─── Exercise input ───

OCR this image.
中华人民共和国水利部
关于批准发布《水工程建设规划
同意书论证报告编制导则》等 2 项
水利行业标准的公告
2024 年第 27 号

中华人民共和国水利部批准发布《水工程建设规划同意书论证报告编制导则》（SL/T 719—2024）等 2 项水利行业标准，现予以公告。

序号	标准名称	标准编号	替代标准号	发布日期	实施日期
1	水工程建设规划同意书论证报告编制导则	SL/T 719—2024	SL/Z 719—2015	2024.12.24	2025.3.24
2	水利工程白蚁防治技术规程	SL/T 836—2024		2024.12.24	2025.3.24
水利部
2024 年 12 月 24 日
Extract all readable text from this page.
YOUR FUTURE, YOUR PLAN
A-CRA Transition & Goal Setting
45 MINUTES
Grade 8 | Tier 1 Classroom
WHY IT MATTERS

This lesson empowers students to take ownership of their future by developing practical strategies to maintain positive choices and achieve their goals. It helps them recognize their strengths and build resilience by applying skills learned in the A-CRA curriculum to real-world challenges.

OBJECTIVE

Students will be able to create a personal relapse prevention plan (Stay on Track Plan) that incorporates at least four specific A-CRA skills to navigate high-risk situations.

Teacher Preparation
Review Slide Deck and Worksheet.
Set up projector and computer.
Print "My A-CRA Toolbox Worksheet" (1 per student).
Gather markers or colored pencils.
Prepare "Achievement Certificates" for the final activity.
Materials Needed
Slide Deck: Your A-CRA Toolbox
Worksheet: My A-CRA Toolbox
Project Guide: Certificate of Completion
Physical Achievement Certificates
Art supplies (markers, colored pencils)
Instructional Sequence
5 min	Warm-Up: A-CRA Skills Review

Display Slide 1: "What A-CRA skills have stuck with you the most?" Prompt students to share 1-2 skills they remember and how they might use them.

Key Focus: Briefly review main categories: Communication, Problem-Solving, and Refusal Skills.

───

Give all the records again. Match them exactly.

OCR this image.
中华人民共和国水利部
关于批准发布《水工程建设规划
同意书论证报告编制导则》等 2 项
水利行业标准的公告
2024 年第 27 号

中华人民共和国水利部批准发布《水工程建设规划同意书论证报告编制导则》（SL/T 719—2024）等 2 项水利行业标准，现予以公告。

序号	标准名称	标准编号	替代标准号	发布日期	实施日期
1	水工程建设规划同意书论证报告编制导则	SL/T 719—2024	SL/Z 719—2015	2024.12.24	2025.3.24
2	水利工程白蚁防治技术规程	SL/T 836—2024		2024.12.24	2025.3.24
水利部
2024 年 12 月 24 日
Extract all readable text from this page.
YOUR FUTURE, YOUR PLAN
A-CRA Transition & Goal Setting
45 MINUTES
Grade 8 | Tier 1 Classroom
WHY IT MATTERS

This lesson empowers students to take ownership of their future by developing practical strategies to maintain positive choices and achieve their goals. It helps them recognize their strengths and build resilience by applying skills learned in the A-CRA curriculum to real-world challenges.

OBJECTIVE

Students will be able to create a personal relapse prevention plan (Stay on Track Plan) that incorporates at least four specific A-CRA skills to navigate high-risk situations.

Teacher Preparation
Review Slide Deck and Worksheet.
Set up projector and computer.
Print "My A-CRA Toolbox Worksheet" (1 per student).
Gather markers or colored pencils.
Prepare "Achievement Certificates" for the final activity.
Materials Needed
Slide Deck: Your A-CRA Toolbox
Worksheet: My A-CRA Toolbox
Project Guide: Certificate of Completion
Physical Achievement Certificates
Art supplies (markers, colored pencils)
Instructional Sequence
5 min	Warm-Up: A-CRA Skills Review

Display Slide 1: "What A-CRA skills have stuck with you the most?" Prompt students to share 1-2 skills they remember and how they might use them.

Key Focus: Briefly review main categories: Communication, Problem-Solving, and Refusal Skills.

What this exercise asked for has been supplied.